• _Source data_
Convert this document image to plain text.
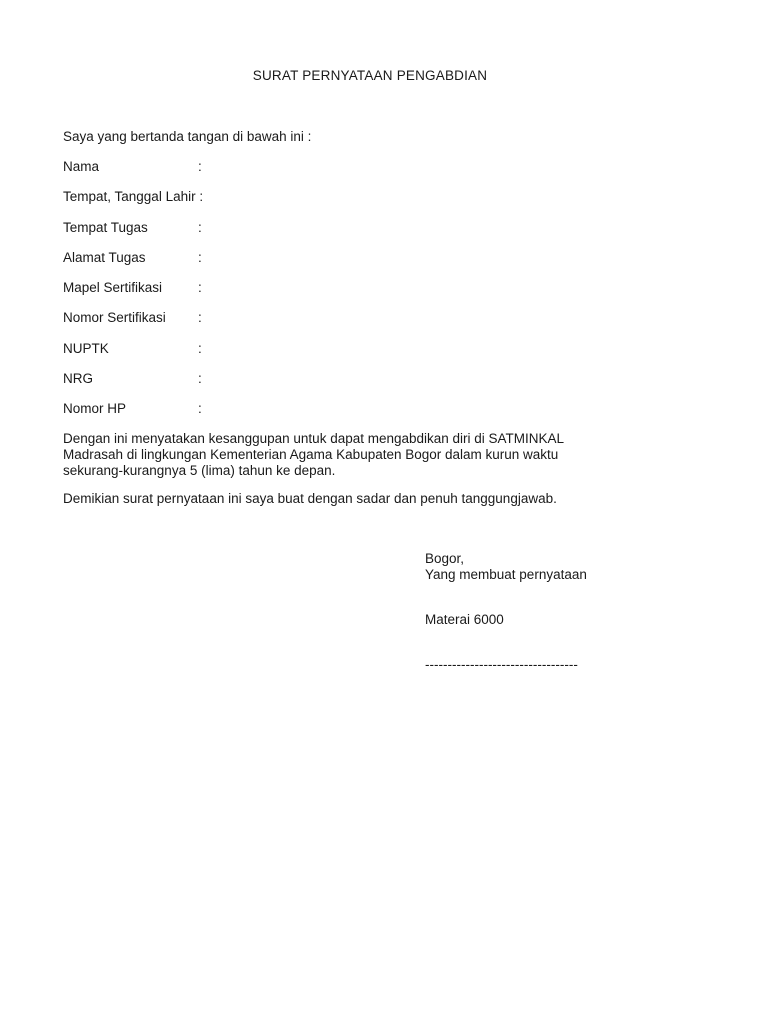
SURAT PERNYATAAN PENGABDIAN
Saya yang bertanda tangan di bawah ini :
Nama	:
Tempat, Tanggal Lahir :
Tempat Tugas	:
Alamat Tugas	:
Mapel Sertifikasi	:
Nomor Sertifikasi :
NUPTK	:
NRG	:
Nomor HP	:
Dengan ini menyatakan kesanggupan untuk dapat mengabdikan diri di SATMINKAL
Madrasah di lingkungan Kementerian Agama Kabupaten Bogor dalam kurun waktu
sekurang-kurangnya 5 (lima) tahun ke depan.
Demikian surat pernyataan ini saya buat dengan sadar dan penuh tanggungjawab.
Bogor,
Yang membuat pernyataan
Materai 6000
----------------------------------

• _Job_
Transcribe every line in the entries above, taking out only the images.

• _Response to the task_
Convert this document image to plain text.
SURAT PERNYATAAN PENGABDIAN
Saya yang bertanda tangan di bawah ini :
Nama	:
Tempat, Tanggal Lahir :
Tempat Tugas	:
Alamat Tugas	:
Mapel Sertifikasi	:
Nomor Sertifikasi :
NUPTK	:
NRG	:
Nomor HP	:
Dengan ini menyatakan kesanggupan untuk dapat mengabdikan diri di SATMINKAL
Madrasah di lingkungan Kementerian Agama Kabupaten Bogor dalam kurun waktu
sekurang-kurangnya 5 (lima) tahun ke depan.
Demikian surat pernyataan ini saya buat dengan sadar dan penuh tanggungjawab.
Bogor,
Yang membuat pernyataan
Materai 6000
----------------------------------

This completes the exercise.